-- WORK TO BE COMPLETED --
Omit any picture, and return the remaining data exactly as written.
··· GIVEN DATA
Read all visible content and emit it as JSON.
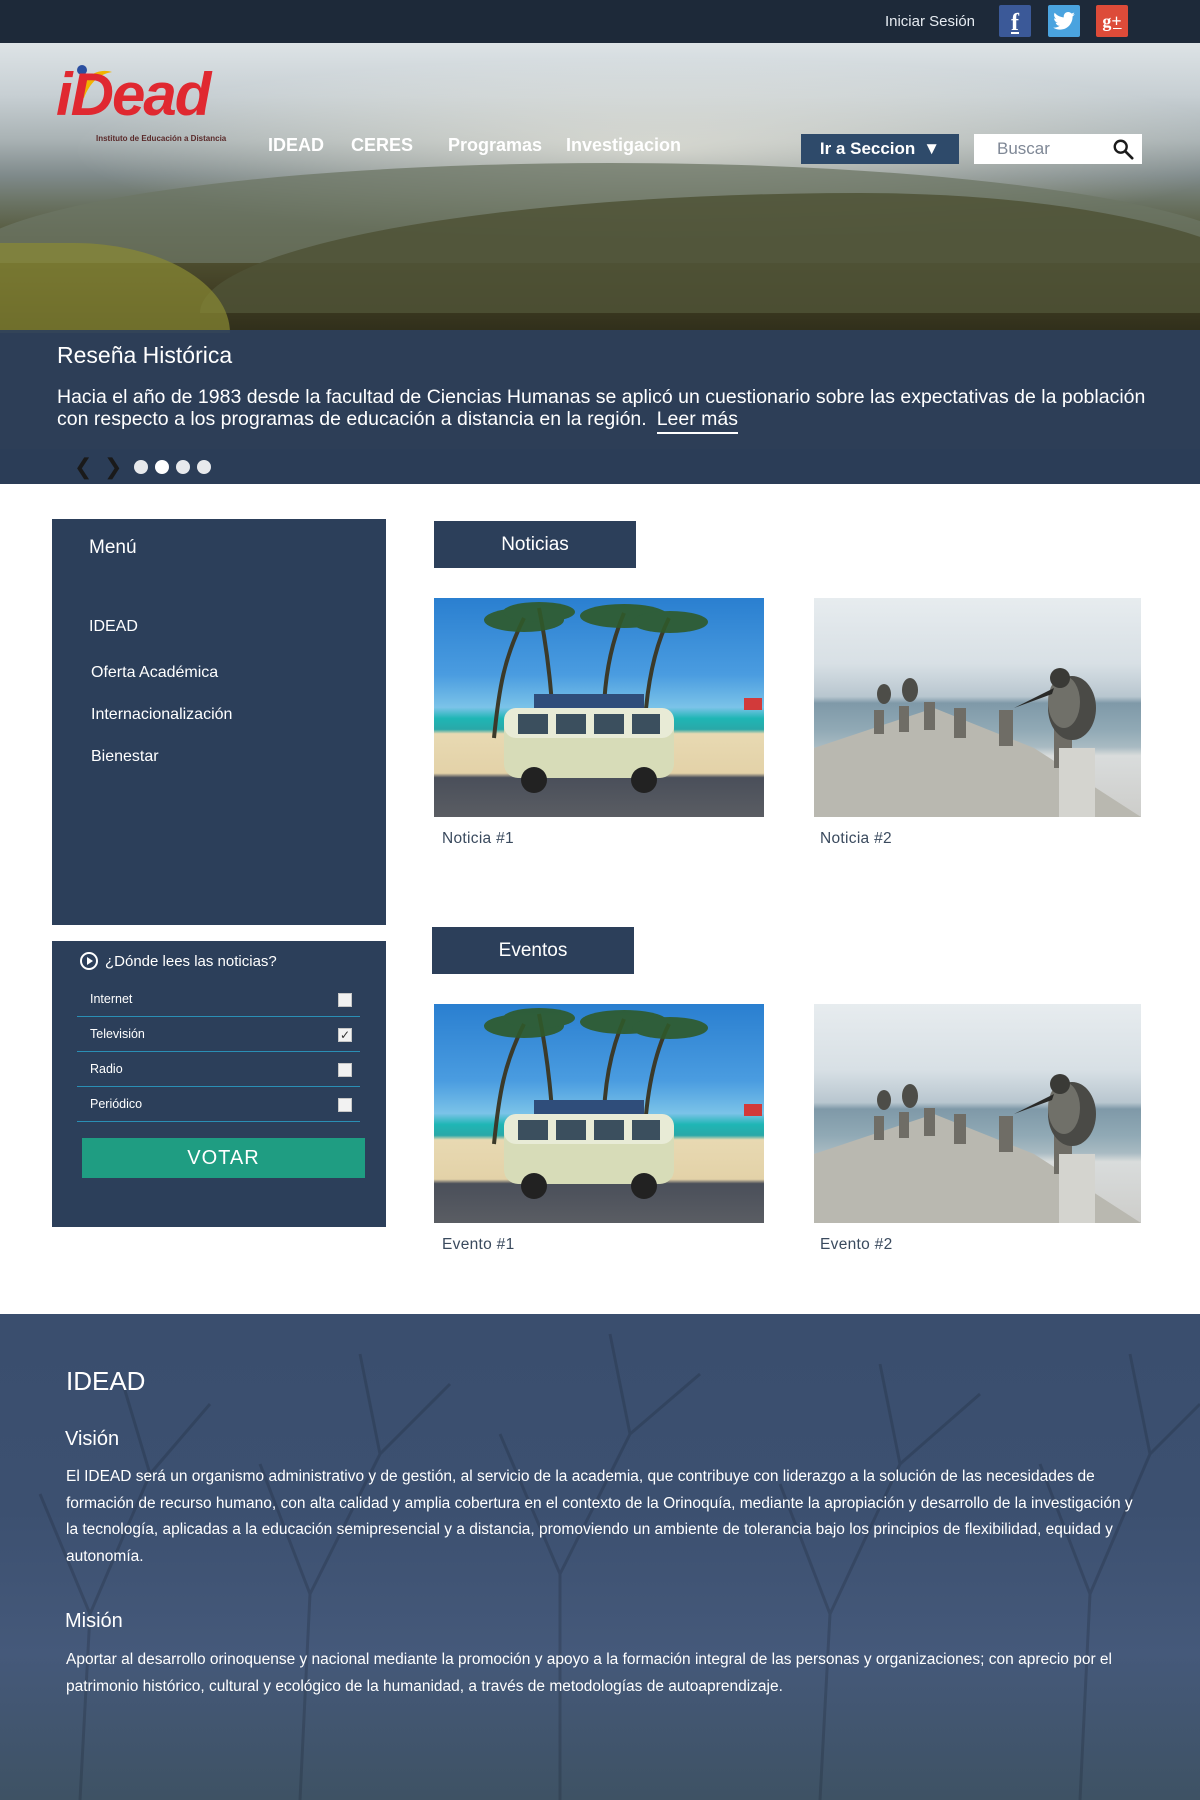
{
  "topbar": {
    "login": "Iniciar Sesión",
    "social": [
      {
        "name": "facebook",
        "glyph": "f",
        "color": "#3b5998"
      },
      {
        "name": "twitter",
        "glyph": "twitter-bird",
        "color": "#4aa3df"
      },
      {
        "name": "google-plus",
        "glyph": "g+",
        "color": "#dd4b39"
      }
    ]
  },
  "header": {
    "logo_text": "iDead",
    "logo_subtitle": "Instituto de Educación a Distancia",
    "nav": [
      "IDEAD",
      "CERES",
      "Programas",
      "Investigacion"
    ],
    "section_button": "Ir a Seccion",
    "search_placeholder": "Buscar"
  },
  "hero": {
    "title": "Reseña Histórica",
    "text": "Hacia el año de 1983 desde la facultad de Ciencias Humanas se aplicó un cuestionario sobre las expectativas de la población con respecto a los programas de educación a distancia en la región.",
    "read_more": "Leer más",
    "slides": 4,
    "active_slide": 2
  },
  "menu": {
    "title": "Menú",
    "items": [
      "IDEAD",
      "Oferta Académica",
      "Internacionalización",
      "Bienestar"
    ]
  },
  "poll": {
    "question": "¿Dónde lees las noticias?",
    "options": [
      {
        "label": "Internet",
        "checked": false
      },
      {
        "label": "Televisión",
        "checked": true
      },
      {
        "label": "Radio",
        "checked": false
      },
      {
        "label": "Periódico",
        "checked": false
      }
    ],
    "vote": "VOTAR"
  },
  "news": {
    "title": "Noticias",
    "items": [
      {
        "caption": "Noticia #1",
        "image": "beach-van"
      },
      {
        "caption": "Noticia #2",
        "image": "pelican-pier"
      }
    ]
  },
  "events": {
    "title": "Eventos",
    "items": [
      {
        "caption": "Evento #1",
        "image": "beach-van"
      },
      {
        "caption": "Evento #2",
        "image": "pelican-pier"
      }
    ]
  },
  "footer": {
    "title": "IDEAD",
    "vision_title": "Visión",
    "vision_text": "El IDEAD será un organismo administrativo y de gestión, al servicio de la academia, que contribuye con liderazgo a la solución de las necesidades de formación de recurso humano, con alta calidad y amplia cobertura en el contexto de la Orinoquía, mediante la apropiación y desarrollo de la investigación y la tecnología, aplicadas a la educación semipresencial y a distancia, promoviendo un ambiente de tolerancia bajo los principios de flexibilidad, equidad y autonomía.",
    "mision_title": "Misión",
    "mision_text": "Aportar al desarrollo orinoquense y nacional mediante la promoción y apoyo a la formación integral de las personas y organizaciones; con aprecio por el patrimonio histórico, cultural y ecológico de la humanidad, a través de metodologías de autoaprendizaje."
  },
  "colors": {
    "topbar": "#1d2939",
    "panel": "#2c3f5a",
    "vote_button": "#1f9d82",
    "logo_red": "#e02830"
  }
}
······
-- WRITTEN SOLUTION --
Read all visible content and emit it as JSON.
{
  "topbar": {
    "login": "Iniciar Sesión",
    "social": [
      {
        "name": "facebook",
        "glyph": "f",
        "color": "#3b5998"
      },
      {
        "name": "twitter",
        "glyph": "twitter-bird",
        "color": "#4aa3df"
      },
      {
        "name": "google-plus",
        "glyph": "g+",
        "color": "#dd4b39"
      }
    ]
  },
  "header": {
    "logo_text": "iDead",
    "logo_subtitle": "Instituto de Educación a Distancia",
    "nav": [
      "IDEAD",
      "CERES",
      "Programas",
      "Investigacion"
    ],
    "section_button": "Ir a Seccion",
    "search_placeholder": "Buscar"
  },
  "hero": {
    "title": "Reseña Histórica",
    "text": "Hacia el año de 1983 desde la facultad de Ciencias Humanas se aplicó un cuestionario sobre las expectativas de la población con respecto a los programas de educación a distancia en la región.",
    "read_more": "Leer más",
    "slides": 4,
    "active_slide": 2
  },
  "menu": {
    "title": "Menú",
    "items": [
      "IDEAD",
      "Oferta Académica",
      "Internacionalización",
      "Bienestar"
    ]
  },
  "poll": {
    "question": "¿Dónde lees las noticias?",
    "options": [
      {
        "label": "Internet",
        "checked": false
      },
      {
        "label": "Televisión",
        "checked": true
      },
      {
        "label": "Radio",
        "checked": false
      },
      {
        "label": "Periódico",
        "checked": false
      }
    ],
    "vote": "VOTAR"
  },
  "news": {
    "title": "Noticias",
    "items": [
      {
        "caption": "Noticia #1",
        "image": "beach-van"
      },
      {
        "caption": "Noticia #2",
        "image": "pelican-pier"
      }
    ]
  },
  "events": {
    "title": "Eventos",
    "items": [
      {
        "caption": "Evento #1",
        "image": "beach-van"
      },
      {
        "caption": "Evento #2",
        "image": "pelican-pier"
      }
    ]
  },
  "footer": {
    "title": "IDEAD",
    "vision_title": "Visión",
    "vision_text": "El IDEAD será un organismo administrativo y de gestión, al servicio de la academia, que contribuye con liderazgo a la solución de las necesidades de formación de recurso humano, con alta calidad y amplia cobertura en el contexto de la Orinoquía, mediante la apropiación y desarrollo de la investigación y la tecnología, aplicadas a la educación semipresencial y a distancia, promoviendo un ambiente de tolerancia bajo los principios de flexibilidad, equidad y autonomía.",
    "mision_title": "Misión",
    "mision_text": "Aportar al desarrollo orinoquense y nacional mediante la promoción y apoyo a la formación integral de las personas y organizaciones; con aprecio por el patrimonio histórico, cultural y ecológico de la humanidad, a través de metodologías de autoaprendizaje."
  },
  "colors": {
    "topbar": "#1d2939",
    "panel": "#2c3f5a",
    "vote_button": "#1f9d82",
    "logo_red": "#e02830"
  }
}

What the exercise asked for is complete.